[Openmcl-devel] [babel-devel] Changes

Sun Apr 12 11:42:55 PDT 2009

On Sun, Apr 12, 2009 at 9:10 AM, Gary Byers <gb at clozure.com> wrote:
>> Suppose (code-char 237) returned NIL instead of #\í. That's allowed by
>> the CL standard, but I'm positive some Babel test should fail because
>> of that.
>
> Assuming that the implementation in question used Unicode (or some
> subset of it) and that CHAR-CODE-LIMIT was > 237, it's hard to see how
> this case (where a character is associated with a code in Unicode) is
> analogous to the case that we're discussing (where Unicode says that no
> character is or ever can be associated with a particular code.)

It's analogous because, in both cases, Babel is expecting CODE-CHAR to
return non-NIL. In both cases, if CODE-CHAR returns NIL, code will
break (e.g. the UTF-8B decoder). And, to be clear, the code breaks not
because of the assumption per se, but because it really needs/wants to
use some of those character codes.

> The spec does quite clearly say that CODE-CHAR is allowed to return
> NIL if no character with the specified code attribute exists or can
> be created.  CCL's implementation of CODE-CHAR returns NIL in many
> (unfortunately not all) cases where the Unicode standard says that
> no character corresponds to its code argument; other implementations
> currently do not return NIL in this case.  There are a variety of
> arguments in favor of and against either behavior, ANSI CL allows
> either behavior, and code can't portably assume either behavior.

(Stored data entries)
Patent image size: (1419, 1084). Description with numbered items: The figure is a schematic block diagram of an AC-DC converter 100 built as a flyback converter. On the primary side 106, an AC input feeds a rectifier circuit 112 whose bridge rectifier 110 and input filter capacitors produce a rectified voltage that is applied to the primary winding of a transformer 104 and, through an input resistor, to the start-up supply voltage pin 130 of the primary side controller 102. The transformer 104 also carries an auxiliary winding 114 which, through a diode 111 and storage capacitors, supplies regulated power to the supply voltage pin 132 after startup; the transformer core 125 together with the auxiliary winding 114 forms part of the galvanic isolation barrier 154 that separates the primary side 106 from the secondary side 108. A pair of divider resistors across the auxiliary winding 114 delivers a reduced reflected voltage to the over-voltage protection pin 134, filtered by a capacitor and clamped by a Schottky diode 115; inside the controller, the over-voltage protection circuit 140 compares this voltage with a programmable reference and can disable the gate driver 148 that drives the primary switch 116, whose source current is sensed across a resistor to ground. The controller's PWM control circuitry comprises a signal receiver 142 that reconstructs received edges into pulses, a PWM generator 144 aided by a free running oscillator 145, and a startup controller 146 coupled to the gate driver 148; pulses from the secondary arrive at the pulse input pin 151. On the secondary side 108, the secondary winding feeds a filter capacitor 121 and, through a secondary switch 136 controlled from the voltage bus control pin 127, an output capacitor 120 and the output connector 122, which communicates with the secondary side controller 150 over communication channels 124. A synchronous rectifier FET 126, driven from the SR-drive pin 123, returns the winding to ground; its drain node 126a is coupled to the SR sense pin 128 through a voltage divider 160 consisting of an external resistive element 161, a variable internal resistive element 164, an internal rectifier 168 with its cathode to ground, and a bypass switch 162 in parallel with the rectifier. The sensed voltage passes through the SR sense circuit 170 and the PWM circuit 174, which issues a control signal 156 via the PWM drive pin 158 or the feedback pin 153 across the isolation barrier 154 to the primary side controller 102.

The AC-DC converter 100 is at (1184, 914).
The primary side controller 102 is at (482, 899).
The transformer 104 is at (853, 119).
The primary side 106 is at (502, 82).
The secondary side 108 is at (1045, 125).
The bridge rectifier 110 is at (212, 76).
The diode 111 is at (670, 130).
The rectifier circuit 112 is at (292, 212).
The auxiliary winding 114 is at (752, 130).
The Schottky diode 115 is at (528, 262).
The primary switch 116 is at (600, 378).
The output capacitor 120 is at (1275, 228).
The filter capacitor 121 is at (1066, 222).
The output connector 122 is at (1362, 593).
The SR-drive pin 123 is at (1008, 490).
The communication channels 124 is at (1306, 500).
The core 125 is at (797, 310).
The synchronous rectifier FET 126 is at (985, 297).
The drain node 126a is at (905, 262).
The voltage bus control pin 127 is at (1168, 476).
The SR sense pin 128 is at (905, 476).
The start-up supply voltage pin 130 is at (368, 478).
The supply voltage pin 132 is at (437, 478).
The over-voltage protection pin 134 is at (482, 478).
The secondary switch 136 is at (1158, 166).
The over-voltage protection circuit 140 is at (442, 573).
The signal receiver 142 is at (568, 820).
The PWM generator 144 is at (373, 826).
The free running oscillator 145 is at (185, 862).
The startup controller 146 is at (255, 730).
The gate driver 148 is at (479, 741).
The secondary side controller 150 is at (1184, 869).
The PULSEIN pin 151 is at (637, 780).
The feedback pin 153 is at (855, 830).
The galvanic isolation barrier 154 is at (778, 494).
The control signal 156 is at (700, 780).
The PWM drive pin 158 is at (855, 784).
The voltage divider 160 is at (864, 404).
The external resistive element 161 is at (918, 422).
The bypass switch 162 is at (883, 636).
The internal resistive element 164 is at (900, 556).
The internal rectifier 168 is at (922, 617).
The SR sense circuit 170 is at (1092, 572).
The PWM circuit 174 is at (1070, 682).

• **Task instructions**:
[a] Answer these questions about the CODE-CHAR discussion:
(i) What date and time appear on the post?
(ii) Which Babel decoder is named as an example of code that breaks if CODE-CHAR returns NIL?
(iii) In the quoted reply, what is the spec said to allow CODE-CHAR to return when no character with the specified code attribute exists or can be created?
[b] Pick up the CODE-CHAR discussion after its last sentence and continue writing it.

• **The answers**:
[a]
(i) Sun Apr 12 11:42:55 PDT 2009
(ii) The UTF-8B decoder
(iii) NIL

[b]
Again, you might argue that Babel's expectation is wrong and you might
be right. But that's the current expectation and Babel's test suite
should reflect that. There's a couple of other non-portable
assumptions that Babel makes. E.g. it expects char codes to be Unicode
or a subset thereof.

> I believe that it's preferable for CODE-CHAR to return NIL in
> cases where it can reliably and efficiently detect that its argument
> doesn't denote a character, and CCL does this.  Other implementations
> behave differently, and there may be reasons that I can't think of
> for finding that behavior preferable.

The main advantage seems to be the ability to deal with mis-encoded
text non-destructively. (Through UTF-8B, UTF-32, or some other
encoding.) But perhaps that is a bad idea altogether?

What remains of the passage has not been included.